• Your task
Find the lines that contain the word "gisteren" and copy each one.

------ Extracted data ------

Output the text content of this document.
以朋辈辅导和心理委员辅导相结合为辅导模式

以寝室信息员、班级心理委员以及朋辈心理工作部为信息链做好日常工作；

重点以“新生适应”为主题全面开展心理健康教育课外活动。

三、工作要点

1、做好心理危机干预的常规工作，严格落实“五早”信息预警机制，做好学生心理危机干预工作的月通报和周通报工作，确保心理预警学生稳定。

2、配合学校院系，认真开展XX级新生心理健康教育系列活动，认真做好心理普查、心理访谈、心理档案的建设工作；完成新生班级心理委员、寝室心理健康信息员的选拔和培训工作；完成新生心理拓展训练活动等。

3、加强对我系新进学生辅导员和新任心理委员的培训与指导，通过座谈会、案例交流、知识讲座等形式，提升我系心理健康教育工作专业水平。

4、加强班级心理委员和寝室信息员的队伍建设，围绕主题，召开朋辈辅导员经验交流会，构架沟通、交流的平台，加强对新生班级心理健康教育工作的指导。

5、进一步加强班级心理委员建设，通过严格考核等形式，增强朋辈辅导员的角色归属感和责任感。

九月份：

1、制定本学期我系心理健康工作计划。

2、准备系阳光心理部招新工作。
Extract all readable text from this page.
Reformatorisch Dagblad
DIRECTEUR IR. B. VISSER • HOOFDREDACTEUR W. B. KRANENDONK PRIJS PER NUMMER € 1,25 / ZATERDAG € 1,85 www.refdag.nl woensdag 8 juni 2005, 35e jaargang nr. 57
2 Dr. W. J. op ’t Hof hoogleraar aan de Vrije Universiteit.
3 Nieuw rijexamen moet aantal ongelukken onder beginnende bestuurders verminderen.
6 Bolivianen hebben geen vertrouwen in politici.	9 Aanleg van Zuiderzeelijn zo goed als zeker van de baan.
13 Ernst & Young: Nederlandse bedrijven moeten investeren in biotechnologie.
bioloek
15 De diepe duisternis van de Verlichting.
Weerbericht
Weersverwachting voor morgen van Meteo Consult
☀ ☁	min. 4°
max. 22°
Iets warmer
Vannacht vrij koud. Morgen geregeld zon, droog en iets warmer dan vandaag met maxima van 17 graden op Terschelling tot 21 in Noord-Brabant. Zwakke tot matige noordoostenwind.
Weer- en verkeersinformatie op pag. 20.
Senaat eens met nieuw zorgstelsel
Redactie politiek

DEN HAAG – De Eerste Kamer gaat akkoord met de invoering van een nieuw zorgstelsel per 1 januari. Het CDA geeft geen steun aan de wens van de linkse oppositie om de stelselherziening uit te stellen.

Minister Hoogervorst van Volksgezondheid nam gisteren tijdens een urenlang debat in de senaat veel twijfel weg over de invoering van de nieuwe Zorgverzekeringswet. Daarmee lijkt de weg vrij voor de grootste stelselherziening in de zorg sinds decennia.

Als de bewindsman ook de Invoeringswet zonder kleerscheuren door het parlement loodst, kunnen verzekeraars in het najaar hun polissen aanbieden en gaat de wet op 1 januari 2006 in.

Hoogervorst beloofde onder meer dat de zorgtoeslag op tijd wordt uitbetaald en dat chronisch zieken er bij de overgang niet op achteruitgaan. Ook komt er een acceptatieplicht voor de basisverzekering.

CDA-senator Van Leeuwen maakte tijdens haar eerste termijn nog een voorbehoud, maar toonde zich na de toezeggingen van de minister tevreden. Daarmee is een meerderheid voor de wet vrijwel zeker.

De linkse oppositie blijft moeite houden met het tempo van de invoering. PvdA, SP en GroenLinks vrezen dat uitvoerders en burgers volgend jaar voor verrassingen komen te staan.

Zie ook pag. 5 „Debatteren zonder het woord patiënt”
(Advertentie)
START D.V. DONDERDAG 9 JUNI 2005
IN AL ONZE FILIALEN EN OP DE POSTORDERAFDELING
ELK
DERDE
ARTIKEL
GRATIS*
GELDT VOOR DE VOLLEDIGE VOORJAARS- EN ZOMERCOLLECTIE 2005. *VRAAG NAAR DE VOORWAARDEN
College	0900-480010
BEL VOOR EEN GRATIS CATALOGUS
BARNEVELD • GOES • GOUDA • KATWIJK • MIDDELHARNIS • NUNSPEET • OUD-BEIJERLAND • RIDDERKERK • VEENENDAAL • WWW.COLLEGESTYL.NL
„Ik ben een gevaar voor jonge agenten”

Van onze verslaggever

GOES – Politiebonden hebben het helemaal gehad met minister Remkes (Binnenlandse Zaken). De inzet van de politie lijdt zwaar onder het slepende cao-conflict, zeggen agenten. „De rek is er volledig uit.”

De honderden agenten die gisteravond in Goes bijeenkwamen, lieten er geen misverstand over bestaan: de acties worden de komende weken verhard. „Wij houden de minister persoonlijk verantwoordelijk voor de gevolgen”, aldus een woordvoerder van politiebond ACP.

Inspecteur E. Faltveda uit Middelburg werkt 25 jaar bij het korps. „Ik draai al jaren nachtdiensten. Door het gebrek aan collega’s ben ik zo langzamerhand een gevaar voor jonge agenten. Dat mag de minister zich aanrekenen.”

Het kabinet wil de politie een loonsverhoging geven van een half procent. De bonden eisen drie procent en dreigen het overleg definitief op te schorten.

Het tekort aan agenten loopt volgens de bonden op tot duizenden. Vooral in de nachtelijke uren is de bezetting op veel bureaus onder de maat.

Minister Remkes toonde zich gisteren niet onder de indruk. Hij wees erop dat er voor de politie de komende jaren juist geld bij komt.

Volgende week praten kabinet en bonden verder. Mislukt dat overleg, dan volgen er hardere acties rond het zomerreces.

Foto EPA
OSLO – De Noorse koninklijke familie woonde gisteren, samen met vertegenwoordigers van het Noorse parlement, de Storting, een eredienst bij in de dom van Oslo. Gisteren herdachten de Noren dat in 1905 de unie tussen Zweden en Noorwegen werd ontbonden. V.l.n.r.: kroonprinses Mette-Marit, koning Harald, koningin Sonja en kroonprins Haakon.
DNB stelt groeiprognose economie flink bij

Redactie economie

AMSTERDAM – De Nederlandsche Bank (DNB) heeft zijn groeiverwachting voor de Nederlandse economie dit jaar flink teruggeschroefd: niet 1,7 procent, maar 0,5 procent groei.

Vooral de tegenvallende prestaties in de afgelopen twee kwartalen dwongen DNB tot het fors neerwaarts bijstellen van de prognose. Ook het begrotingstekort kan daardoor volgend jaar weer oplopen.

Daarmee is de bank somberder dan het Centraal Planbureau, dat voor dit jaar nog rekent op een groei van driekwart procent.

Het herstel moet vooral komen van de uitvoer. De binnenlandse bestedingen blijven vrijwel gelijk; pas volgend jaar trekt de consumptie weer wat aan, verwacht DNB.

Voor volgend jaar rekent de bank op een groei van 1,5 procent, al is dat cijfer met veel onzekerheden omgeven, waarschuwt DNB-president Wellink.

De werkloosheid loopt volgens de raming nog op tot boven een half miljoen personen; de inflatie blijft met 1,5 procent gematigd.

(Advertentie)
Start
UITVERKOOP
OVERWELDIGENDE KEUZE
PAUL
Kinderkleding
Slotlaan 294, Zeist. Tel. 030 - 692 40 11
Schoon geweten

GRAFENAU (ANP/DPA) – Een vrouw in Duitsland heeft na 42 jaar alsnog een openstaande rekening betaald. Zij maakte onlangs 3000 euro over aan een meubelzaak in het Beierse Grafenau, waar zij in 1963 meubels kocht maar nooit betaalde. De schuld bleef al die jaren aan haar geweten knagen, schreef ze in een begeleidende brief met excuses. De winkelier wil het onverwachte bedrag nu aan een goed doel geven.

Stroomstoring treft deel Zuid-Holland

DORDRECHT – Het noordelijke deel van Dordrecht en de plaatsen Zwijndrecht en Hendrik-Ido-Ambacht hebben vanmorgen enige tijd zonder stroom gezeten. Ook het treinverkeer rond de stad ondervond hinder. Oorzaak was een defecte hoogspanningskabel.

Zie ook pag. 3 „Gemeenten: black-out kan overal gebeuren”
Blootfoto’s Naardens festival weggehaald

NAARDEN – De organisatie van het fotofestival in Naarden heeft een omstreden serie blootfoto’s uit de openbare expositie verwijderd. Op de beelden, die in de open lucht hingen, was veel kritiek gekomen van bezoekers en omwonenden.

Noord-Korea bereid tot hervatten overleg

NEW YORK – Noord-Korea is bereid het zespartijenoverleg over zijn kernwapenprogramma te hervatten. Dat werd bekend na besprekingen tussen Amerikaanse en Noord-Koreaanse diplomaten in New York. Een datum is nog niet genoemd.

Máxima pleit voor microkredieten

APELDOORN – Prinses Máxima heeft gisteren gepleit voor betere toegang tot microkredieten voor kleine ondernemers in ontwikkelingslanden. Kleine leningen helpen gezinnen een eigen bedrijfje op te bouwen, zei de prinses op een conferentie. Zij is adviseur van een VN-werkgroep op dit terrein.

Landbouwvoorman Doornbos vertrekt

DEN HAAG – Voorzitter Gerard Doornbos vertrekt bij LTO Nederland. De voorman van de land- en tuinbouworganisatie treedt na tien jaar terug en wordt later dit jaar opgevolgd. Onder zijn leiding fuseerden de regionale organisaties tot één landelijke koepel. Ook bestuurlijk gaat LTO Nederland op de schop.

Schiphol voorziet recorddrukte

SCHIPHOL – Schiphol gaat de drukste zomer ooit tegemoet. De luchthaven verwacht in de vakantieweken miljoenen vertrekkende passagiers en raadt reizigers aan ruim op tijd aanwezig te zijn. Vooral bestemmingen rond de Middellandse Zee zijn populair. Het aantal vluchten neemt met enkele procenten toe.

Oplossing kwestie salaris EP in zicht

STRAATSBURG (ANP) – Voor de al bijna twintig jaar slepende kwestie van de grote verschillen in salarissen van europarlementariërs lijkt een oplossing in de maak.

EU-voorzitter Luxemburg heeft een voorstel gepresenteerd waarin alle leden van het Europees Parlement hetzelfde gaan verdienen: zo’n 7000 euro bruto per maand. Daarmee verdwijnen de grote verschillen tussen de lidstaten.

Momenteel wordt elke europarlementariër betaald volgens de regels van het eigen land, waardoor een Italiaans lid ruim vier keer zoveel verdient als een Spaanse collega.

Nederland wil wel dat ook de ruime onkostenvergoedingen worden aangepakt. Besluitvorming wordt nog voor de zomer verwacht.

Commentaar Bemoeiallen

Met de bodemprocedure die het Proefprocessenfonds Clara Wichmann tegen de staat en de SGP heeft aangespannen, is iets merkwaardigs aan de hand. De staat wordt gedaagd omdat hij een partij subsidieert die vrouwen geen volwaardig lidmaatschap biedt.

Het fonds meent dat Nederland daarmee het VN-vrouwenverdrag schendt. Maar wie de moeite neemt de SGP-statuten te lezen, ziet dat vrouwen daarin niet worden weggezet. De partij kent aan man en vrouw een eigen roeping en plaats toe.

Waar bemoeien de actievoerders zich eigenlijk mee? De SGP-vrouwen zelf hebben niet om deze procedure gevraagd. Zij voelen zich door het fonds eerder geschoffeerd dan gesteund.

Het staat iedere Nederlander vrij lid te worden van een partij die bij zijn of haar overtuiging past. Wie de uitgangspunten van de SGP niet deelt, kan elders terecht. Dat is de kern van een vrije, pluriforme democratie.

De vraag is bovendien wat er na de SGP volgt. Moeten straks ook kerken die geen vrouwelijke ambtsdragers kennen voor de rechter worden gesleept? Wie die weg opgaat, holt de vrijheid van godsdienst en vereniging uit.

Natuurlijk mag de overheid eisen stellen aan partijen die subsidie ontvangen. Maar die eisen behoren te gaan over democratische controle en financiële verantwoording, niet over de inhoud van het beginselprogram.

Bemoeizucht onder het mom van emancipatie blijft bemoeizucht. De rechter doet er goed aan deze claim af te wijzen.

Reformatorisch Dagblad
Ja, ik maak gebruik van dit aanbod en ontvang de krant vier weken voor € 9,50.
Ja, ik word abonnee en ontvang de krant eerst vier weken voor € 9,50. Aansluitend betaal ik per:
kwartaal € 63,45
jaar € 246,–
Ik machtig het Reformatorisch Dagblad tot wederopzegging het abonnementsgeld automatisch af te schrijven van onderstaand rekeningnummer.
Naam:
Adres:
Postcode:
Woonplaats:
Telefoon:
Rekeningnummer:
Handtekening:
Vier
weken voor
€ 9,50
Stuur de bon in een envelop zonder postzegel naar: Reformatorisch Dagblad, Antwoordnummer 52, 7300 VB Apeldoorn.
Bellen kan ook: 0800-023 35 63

------

• Reply
Minister Hoogervorst van Volksgezondheid nam gisteren tijdens een urenlang debat in de senaat veel twijfel weg over de invoering van de nieuwe Zorgverzekeringswet. Daarmee lijkt de weg vrij voor de grootste stelselherziening in de zorg sinds decennia.
Minister Remkes toonde zich gisteren niet onder de indruk. Hij wees erop dat er voor de politie de komende jaren juist geld bij komt.
OSLO – De Noorse koninklijke familie woonde gisteren, samen met vertegenwoordigers van het Noorse parlement, de Storting, een eredienst bij in de dom van Oslo. Gisteren herdachten de Noren dat in 1905 de unie tussen Zweden en Noorwegen werd ontbonden. V.l.n.r.: kroonprinses Mette-Marit, koning Harald, koningin Sonja en kroonprins Haakon.
APELDOORN – Prinses Máxima heeft gisteren gepleit voor betere toegang tot microkredieten voor kleine ondernemers in ontwikkelingslanden. Kleine leningen helpen gezinnen een eigen bedrijfje op te bouwen, zei de prinses op een conferentie. Zij is adviseur van een VN-werkgroep op dit terrein.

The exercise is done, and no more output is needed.